Stored items from a collection
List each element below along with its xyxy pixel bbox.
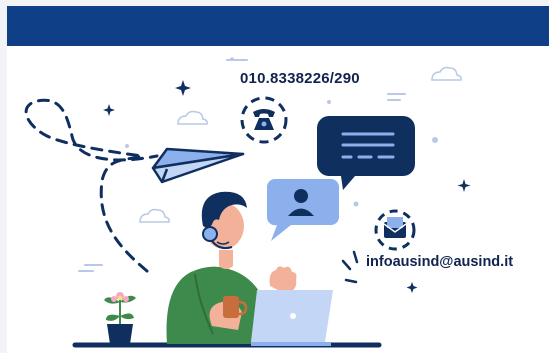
- chat-bubble-icon: [317, 116, 415, 190]
- user-profile-icon: [266, 179, 339, 241]
- dashed-flight-path: [24, 98, 159, 273]
- illustration-canvas: [24, 57, 471, 348]
- banner-frame: 010.8338226/290 infoausind@ausind.it: [7, 6, 549, 353]
- header-bar: [7, 6, 549, 46]
- phone-number[interactable]: 010.8338226/290: [240, 70, 360, 87]
- email-address[interactable]: infoausind@ausind.it: [366, 254, 513, 270]
- plant-icon: [104, 292, 136, 344]
- telephone-icon: [240, 96, 288, 144]
- paper-plane-icon: [151, 147, 245, 184]
- contact-illustration: 010.8338226/290 infoausind@ausind.it: [7, 46, 549, 353]
- laptop-icon: [251, 290, 333, 346]
- envelope-icon: [374, 209, 416, 251]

- **What is required**
Render the lines of the records as a JSON list of strings with one string per line, starting at the line holding "- chat-bubble-icon: [317, 116, 415, 190]" and running through the end of the records, both ends included. Leave out blank lines.

- **Reply to the exercise**
[
  "- chat-bubble-icon: [317, 116, 415, 190]",
  "- user-profile-icon: [266, 179, 339, 241]",
  "- dashed-flight-path: [24, 98, 159, 273]",
  "- illustration-canvas: [24, 57, 471, 348]",
  "- banner-frame: 010.8338226/290 infoausind@ausind.it: [7, 6, 549, 353]",
  "- header-bar: [7, 6, 549, 46]",
  "- phone-number[interactable]: 010.8338226/290: [240, 70, 360, 87]",
  "- email-address[interactable]: infoausind@ausind.it: [366, 254, 513, 270]",
  "- plant-icon: [104, 292, 136, 344]",
  "- telephone-icon: [240, 96, 288, 144]",
  "- paper-plane-icon: [151, 147, 245, 184]",
  "- contact-illustration: 010.8338226/290 infoausind@ausind.it: [7, 46, 549, 353]",
  "- laptop-icon: [251, 290, 333, 346]",
  "- envelope-icon: [374, 209, 416, 251]"
]